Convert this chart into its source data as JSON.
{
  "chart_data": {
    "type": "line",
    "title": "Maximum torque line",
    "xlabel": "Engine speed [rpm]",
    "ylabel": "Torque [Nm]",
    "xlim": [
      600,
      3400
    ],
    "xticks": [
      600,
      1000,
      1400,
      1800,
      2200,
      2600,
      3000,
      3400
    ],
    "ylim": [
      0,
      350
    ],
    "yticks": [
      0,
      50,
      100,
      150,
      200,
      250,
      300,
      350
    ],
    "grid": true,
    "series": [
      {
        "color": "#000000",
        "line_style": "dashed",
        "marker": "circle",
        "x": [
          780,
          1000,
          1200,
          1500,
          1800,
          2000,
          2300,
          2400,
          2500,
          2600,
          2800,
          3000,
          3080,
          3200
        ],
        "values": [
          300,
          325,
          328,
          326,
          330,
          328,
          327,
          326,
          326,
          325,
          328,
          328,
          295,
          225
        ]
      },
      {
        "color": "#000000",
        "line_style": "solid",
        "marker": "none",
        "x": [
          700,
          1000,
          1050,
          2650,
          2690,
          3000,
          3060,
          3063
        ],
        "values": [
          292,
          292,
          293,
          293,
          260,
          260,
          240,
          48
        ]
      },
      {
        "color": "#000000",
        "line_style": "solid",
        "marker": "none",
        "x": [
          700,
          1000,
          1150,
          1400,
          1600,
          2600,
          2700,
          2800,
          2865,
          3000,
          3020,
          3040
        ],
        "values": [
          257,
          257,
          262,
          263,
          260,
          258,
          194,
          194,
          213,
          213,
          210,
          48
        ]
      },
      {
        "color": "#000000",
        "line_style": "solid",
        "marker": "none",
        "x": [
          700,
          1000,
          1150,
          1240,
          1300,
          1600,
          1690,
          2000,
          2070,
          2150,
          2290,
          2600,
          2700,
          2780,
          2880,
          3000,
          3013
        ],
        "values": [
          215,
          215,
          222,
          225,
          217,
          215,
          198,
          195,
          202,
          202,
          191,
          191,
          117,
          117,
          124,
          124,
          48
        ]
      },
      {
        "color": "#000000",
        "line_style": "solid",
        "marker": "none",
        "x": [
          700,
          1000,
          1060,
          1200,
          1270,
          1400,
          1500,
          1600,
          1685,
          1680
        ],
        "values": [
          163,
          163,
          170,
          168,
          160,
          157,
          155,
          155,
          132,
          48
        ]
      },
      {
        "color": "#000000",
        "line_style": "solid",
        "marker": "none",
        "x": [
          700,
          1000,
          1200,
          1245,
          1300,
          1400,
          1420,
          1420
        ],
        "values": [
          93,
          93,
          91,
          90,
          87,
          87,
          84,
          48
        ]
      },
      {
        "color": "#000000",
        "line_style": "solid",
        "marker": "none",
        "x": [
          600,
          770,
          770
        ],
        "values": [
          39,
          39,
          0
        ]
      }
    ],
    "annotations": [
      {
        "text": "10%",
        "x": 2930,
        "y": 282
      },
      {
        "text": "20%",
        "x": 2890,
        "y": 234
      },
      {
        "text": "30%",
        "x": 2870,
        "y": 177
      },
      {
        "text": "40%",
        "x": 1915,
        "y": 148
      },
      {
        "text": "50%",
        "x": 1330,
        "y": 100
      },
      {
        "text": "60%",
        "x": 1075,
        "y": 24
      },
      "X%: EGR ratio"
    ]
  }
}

···

● Work instructions:
Report each line in the preceding entries that holds the string "text".

● Task solution:
        "text": "10%",
        "text": "20%",
        "text": "30%",
        "text": "40%",
        "text": "50%",
        "text": "60%",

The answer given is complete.